▶ Data shown
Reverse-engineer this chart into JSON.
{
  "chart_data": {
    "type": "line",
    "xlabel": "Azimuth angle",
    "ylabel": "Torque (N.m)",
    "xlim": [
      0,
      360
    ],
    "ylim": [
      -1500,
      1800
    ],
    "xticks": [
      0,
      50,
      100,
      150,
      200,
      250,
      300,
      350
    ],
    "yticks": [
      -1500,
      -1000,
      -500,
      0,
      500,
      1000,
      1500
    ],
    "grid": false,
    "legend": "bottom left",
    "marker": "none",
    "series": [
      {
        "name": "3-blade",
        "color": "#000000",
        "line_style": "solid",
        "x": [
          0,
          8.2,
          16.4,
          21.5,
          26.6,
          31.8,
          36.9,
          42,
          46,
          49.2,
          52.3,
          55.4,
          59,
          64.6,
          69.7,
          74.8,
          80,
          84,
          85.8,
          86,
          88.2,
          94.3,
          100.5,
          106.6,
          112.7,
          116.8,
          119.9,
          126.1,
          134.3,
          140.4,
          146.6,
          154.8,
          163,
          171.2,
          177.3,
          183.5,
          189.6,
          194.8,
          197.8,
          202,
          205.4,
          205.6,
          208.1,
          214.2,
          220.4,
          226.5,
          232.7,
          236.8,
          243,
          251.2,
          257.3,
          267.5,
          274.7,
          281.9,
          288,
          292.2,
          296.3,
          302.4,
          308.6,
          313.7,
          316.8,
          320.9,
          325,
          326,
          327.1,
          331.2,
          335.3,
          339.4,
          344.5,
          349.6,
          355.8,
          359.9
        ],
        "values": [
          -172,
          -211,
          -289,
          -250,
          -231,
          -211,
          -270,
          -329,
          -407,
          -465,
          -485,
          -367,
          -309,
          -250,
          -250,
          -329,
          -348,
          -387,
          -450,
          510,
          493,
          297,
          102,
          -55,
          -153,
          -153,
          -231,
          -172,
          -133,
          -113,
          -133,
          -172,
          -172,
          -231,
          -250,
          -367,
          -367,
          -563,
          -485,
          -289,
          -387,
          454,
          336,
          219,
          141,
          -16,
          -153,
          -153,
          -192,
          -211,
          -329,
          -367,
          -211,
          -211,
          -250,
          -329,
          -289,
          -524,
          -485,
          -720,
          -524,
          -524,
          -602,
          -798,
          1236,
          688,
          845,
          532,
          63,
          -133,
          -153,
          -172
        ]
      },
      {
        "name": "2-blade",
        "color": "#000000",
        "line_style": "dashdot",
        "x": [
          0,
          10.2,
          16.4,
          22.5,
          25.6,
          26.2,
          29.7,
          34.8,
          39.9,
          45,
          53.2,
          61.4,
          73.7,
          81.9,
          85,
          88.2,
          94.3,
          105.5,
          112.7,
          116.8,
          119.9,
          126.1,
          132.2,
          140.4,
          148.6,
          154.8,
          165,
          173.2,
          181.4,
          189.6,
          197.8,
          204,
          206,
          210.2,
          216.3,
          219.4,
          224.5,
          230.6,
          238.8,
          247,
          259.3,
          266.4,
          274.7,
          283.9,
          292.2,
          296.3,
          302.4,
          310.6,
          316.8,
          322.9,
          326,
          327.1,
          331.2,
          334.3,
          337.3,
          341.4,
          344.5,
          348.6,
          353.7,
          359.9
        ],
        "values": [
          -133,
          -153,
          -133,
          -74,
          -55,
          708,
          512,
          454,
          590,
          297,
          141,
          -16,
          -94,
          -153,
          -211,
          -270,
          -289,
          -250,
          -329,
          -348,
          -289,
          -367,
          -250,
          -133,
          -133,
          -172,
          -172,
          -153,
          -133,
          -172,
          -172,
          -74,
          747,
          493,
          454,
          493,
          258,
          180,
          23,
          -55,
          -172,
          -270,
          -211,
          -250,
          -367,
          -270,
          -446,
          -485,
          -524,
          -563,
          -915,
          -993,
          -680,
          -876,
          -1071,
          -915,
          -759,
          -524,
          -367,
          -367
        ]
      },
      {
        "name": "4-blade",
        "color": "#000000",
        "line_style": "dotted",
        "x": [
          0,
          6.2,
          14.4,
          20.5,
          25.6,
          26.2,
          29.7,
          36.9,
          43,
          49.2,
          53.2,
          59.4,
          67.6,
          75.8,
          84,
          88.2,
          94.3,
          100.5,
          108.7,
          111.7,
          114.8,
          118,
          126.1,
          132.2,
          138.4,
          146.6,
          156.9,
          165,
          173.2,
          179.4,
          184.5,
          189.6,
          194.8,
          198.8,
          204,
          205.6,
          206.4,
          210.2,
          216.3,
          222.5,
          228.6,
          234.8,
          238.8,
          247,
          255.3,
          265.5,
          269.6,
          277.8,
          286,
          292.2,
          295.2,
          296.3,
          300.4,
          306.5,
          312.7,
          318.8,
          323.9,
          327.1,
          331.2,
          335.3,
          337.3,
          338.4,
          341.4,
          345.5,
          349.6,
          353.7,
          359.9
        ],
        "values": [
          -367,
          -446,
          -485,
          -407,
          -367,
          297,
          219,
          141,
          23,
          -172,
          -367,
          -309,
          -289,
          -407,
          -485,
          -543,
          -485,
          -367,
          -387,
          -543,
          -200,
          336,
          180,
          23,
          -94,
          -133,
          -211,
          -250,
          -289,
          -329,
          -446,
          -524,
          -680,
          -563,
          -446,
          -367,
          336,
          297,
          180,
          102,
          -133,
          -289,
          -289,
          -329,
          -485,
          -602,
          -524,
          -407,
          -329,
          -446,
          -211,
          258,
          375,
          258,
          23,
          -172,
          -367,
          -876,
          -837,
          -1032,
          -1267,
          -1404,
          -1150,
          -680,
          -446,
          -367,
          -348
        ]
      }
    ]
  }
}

▶ To do
List every line above that contains the word "name".

▶ Problem solution
        "name": "3-blade",
        "name": "2-blade",
        "name": "4-blade",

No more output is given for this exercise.